• _The problem_
Can you find the lines of the listing that include "icon" and copy every one?

• _Material for this exercise_
_____

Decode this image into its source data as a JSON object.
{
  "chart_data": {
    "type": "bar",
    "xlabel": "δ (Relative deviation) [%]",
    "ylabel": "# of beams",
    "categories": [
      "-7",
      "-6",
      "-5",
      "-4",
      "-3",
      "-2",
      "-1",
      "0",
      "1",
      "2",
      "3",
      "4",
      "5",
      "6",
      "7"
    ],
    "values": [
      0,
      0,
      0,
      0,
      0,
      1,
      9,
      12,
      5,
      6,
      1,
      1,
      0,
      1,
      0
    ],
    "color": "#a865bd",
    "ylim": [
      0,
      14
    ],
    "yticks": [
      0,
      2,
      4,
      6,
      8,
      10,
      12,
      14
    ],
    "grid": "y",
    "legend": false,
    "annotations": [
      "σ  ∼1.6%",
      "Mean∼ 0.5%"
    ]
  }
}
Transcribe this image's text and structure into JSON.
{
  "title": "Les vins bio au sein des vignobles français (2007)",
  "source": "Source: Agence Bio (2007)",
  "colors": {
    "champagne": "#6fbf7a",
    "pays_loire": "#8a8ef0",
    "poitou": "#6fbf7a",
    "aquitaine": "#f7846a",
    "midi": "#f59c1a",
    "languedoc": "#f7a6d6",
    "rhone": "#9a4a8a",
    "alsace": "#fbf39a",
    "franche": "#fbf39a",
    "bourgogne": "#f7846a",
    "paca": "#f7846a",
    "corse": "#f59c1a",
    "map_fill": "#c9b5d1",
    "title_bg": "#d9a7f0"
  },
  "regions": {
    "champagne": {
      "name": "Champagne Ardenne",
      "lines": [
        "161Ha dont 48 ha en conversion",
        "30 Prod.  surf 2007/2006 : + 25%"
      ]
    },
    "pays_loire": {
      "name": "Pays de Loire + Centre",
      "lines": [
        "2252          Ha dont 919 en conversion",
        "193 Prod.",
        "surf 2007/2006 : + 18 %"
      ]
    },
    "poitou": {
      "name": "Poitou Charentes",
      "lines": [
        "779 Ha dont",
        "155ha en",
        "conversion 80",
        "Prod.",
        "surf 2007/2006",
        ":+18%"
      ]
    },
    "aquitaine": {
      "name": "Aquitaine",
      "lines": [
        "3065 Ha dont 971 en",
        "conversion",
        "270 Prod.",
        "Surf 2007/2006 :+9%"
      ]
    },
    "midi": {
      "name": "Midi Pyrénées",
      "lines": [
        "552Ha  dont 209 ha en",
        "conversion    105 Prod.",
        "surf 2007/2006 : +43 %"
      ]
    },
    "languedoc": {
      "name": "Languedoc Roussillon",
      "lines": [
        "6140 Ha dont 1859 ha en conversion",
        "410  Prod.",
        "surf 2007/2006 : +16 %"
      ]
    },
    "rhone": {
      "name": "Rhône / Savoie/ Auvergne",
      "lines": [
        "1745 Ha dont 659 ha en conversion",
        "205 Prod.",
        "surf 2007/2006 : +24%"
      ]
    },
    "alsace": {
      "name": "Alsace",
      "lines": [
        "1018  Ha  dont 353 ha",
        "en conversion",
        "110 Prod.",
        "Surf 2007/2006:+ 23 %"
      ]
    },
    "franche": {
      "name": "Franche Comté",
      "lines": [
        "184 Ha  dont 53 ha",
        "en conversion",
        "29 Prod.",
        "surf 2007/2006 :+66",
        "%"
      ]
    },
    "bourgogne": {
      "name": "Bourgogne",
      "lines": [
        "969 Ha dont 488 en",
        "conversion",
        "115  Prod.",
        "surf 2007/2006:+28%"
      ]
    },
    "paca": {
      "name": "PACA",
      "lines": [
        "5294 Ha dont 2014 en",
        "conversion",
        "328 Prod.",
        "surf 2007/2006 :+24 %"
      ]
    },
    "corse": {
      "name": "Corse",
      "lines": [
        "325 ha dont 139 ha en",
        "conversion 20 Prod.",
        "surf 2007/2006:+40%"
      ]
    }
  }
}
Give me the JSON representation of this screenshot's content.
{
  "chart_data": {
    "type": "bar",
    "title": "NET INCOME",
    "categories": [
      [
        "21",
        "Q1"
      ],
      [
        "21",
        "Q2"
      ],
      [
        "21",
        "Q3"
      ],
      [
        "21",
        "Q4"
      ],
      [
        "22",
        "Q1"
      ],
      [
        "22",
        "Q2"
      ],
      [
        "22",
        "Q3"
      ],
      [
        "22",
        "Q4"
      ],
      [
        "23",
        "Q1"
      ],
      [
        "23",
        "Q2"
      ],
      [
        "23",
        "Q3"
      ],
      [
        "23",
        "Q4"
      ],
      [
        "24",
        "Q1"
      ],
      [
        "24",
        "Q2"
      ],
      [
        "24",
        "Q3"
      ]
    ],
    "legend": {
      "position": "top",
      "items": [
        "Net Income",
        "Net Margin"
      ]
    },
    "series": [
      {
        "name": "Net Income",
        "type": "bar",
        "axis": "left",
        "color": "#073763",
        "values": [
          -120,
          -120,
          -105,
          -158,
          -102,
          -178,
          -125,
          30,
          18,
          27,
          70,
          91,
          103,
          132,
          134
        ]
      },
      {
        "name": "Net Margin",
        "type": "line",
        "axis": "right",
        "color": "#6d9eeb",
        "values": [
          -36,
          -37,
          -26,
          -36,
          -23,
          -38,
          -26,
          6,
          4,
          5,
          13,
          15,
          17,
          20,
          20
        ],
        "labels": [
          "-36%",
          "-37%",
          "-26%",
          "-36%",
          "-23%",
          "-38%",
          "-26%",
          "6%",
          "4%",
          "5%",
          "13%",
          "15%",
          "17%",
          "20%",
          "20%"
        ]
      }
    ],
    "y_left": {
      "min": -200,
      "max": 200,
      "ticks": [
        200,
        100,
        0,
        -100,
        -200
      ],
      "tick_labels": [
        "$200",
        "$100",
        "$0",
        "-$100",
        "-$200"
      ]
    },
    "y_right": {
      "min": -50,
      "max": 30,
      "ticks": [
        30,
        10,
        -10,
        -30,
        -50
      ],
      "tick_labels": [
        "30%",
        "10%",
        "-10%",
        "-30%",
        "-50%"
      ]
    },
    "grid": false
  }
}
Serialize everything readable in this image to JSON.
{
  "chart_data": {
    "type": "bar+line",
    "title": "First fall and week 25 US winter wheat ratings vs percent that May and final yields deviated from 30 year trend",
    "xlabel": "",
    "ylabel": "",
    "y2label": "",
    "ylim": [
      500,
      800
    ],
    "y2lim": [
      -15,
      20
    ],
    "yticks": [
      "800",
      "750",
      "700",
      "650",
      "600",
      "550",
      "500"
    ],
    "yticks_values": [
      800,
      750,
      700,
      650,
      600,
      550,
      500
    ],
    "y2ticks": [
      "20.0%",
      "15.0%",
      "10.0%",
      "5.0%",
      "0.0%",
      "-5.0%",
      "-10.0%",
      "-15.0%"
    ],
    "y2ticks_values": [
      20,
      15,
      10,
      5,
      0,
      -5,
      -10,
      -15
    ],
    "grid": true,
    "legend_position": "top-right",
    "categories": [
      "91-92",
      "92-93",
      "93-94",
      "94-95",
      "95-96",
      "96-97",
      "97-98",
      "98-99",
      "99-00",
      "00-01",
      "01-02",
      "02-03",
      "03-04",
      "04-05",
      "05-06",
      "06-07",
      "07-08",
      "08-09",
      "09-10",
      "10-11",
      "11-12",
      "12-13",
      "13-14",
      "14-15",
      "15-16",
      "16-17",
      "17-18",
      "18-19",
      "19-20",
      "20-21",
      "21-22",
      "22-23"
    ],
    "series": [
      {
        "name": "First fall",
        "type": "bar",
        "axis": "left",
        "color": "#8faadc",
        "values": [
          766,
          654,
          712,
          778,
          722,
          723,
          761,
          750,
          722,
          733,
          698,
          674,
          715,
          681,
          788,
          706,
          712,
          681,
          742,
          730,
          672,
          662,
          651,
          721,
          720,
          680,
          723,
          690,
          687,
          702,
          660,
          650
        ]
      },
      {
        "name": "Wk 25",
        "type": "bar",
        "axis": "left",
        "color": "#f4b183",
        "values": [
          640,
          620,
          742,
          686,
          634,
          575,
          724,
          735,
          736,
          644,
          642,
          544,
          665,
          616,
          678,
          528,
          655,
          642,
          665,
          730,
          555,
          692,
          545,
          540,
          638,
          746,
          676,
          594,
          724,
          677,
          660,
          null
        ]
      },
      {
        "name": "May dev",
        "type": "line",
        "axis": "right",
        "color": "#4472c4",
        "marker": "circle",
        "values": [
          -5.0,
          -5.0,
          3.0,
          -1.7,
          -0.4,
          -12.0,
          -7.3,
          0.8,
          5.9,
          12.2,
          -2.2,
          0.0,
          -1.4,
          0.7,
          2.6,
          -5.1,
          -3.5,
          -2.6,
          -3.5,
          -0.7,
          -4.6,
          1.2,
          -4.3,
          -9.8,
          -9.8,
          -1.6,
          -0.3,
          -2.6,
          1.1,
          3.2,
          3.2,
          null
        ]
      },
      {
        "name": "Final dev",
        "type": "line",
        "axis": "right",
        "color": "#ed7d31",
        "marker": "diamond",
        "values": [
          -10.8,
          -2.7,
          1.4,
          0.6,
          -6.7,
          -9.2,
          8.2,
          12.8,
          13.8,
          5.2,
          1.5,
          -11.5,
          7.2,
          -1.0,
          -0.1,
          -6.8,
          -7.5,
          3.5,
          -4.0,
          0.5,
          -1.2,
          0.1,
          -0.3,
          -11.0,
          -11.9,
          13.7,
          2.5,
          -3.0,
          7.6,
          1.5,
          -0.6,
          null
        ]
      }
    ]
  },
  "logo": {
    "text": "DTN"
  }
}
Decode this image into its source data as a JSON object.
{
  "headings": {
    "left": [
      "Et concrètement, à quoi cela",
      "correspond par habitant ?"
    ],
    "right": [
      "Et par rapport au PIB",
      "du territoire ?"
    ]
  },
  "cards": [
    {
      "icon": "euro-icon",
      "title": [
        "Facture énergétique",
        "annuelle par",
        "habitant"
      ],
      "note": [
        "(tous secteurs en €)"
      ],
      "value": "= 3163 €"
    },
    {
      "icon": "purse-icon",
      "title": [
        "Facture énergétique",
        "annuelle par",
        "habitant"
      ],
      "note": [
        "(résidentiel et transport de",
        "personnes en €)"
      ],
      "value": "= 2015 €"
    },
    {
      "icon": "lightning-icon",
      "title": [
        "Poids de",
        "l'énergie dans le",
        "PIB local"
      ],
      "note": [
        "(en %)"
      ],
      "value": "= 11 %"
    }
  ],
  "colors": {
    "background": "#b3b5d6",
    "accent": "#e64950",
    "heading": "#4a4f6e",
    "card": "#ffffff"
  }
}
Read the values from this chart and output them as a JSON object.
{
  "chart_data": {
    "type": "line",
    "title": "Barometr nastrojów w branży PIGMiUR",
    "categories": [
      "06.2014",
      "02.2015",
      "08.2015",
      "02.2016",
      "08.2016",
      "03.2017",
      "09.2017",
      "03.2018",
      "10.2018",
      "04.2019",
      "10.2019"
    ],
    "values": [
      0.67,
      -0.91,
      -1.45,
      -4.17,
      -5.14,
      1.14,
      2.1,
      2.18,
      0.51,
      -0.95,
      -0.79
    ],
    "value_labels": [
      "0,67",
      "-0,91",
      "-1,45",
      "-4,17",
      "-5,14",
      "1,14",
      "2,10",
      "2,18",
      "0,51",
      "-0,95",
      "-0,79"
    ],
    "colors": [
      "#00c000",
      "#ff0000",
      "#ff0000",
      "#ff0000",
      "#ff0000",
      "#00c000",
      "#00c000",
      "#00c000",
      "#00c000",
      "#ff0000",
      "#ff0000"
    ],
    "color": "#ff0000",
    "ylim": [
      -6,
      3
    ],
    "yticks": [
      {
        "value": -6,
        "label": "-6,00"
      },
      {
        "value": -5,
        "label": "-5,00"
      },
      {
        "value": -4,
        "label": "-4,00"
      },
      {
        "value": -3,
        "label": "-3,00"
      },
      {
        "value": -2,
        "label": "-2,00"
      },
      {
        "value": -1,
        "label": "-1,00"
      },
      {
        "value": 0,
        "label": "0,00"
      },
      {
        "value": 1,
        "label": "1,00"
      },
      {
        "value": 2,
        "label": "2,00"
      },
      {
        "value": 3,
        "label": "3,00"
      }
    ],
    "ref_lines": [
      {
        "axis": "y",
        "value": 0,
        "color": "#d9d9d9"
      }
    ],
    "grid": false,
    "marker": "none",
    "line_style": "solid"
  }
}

_____

• _In response_
      "icon": "euro-icon",
      "icon": "purse-icon",
      "icon": "lightning-icon",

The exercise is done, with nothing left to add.